- **PASSAGE GIVEN**
# Global Impact of the 2008 Recession
By: Andre Soghomonians

## Table of Contents
#### [1. Introduction](#intro)
#### [2. Pulling the Data](#pulling_data)
#### [3. Economic Data](#economic_data)
#### [4. Crime Data](#crime_data)
#### [5. Conclusion](#conclusion)

## 1. Introduction <a id="intro"></a>

This project will look at how the world was impacted by the 2008 recession with the two primary focuses will be on the economy and crime. Each country's GDP growth rate will serve as a proxy for their economic condition and intentional homicide rate per 100,000 will be used as a measure for crime rate. The scope of the analysis will be both on a regional and national level. The data comes from the dataset ["World Development Indicators"](https://www.kaggle.com/datasets/psycon/world-development-indicators) uploaded by Kaggle user Batucan Senkal. It contains a multitude of economic indicators from every country starting in 1960.  

## 2. Pulling the Data <a id="pulling_data"></a>

In [None]:
# Libraries 
import pandas as pd
import sqlite3 as sql
import matplotlib.pyplot as plt
import matplotlib.patches as mpatches
import seaborn as sns
from scipy import stats

In [None]:
# Connecting to SQL
db_path = '/kaggle/input/world-development-indicators/indicators.sqlite'
conn = sql.connect(db_path)

- **AIM A**
Answer these questions about the 2008 recession project, one answer per line:
(i) What does the project use to stand for each country's economic condition?
(ii) From what year does the data in the dataset start?
(iii) What file path does the code give for the database it connects to?
- **AIM B**
Sum up the 2008 recession project in two sentences.

- **DATA ENTRIES**
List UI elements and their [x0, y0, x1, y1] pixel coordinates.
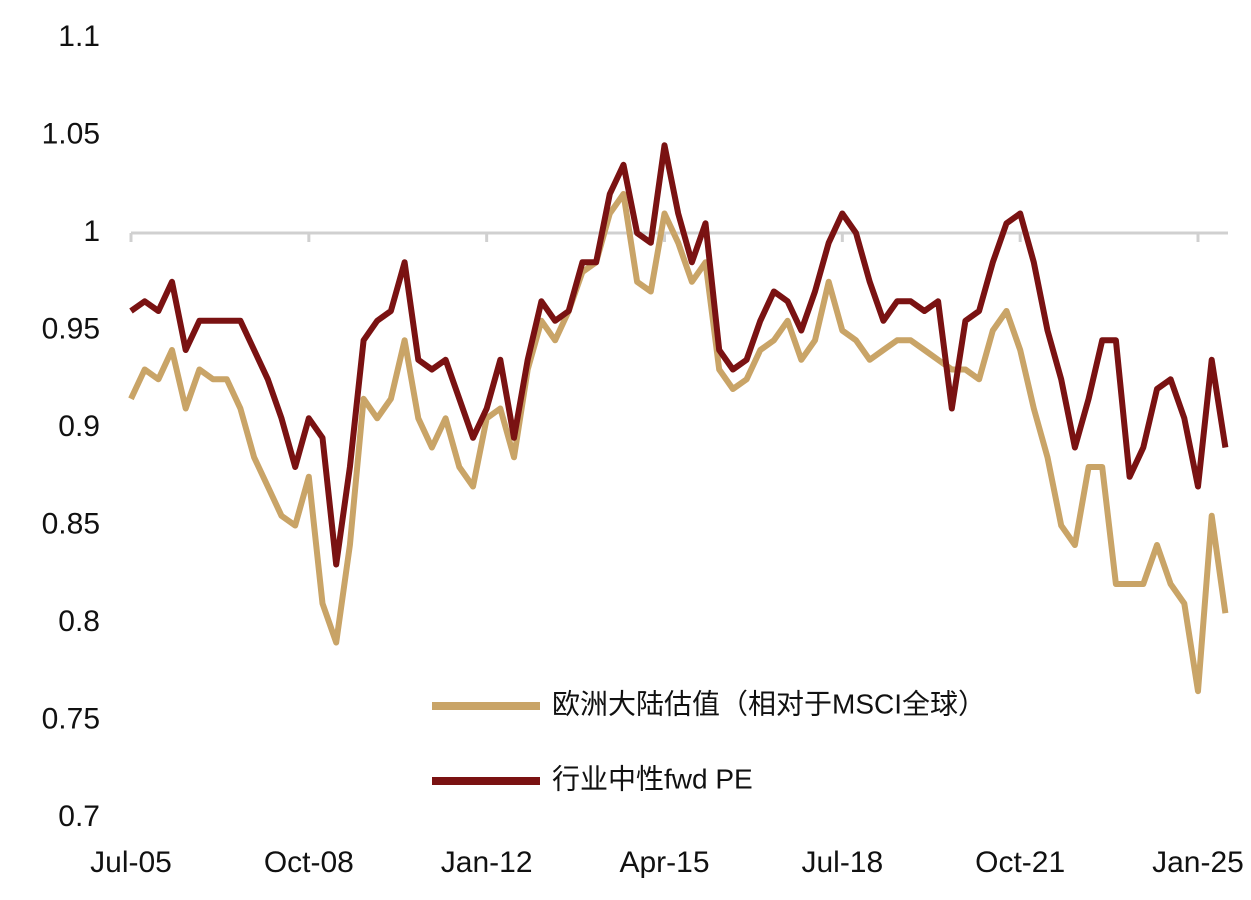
y-tick-label: 0.85 [42, 507, 100, 540]
y-tick-label: 0.8 [58, 605, 100, 638]
series-line [128, 191, 1229, 695]
x-tick-label: Jan-25 [1152, 846, 1244, 879]
x-tick-label: Jan-12 [441, 846, 533, 879]
y-tick-label: 0.9 [58, 410, 100, 443]
y-tick-label: 1.05 [42, 117, 100, 150]
y-tick-label: 1.1 [58, 20, 100, 53]
x-tick-label: Apr-15 [619, 846, 709, 879]
legend-label: 欧洲大陆估值（相对于MSCI全球） [552, 688, 986, 719]
x-tick-label: Oct-21 [975, 846, 1065, 879]
x-tick-label: Oct-08 [264, 846, 354, 879]
y-tick-label: 0.7 [58, 800, 100, 833]
y-tick-label: 0.75 [42, 702, 100, 735]
x-tick-label: Jul-18 [801, 846, 883, 879]
legend-label: 行业中性fwd PE [552, 763, 753, 794]
series-line [129, 142, 1229, 568]
x-tick-label: Jul-05 [90, 846, 172, 879]
y-tick-label: 1 [83, 215, 100, 248]
y-tick-label: 0.95 [42, 312, 100, 345]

- **TASK RESULT A**
(i) Each country's GDP growth rate.
(ii) 1960.
(iii) '/kaggle/input/world-development-indicators/indicators.sqlite'

- **TASK RESULT B**
The project looks at how the 2008 recession affected the world's economy and crime at both the regional and national levels, using each country's GDP growth rate and its intentional homicide rate per 100,000. Its data comes from the "World Development Indicators" dataset on Kaggle, which holds many economic indicators for every country starting in 1960 and which the code reads by connecting to a SQLite database.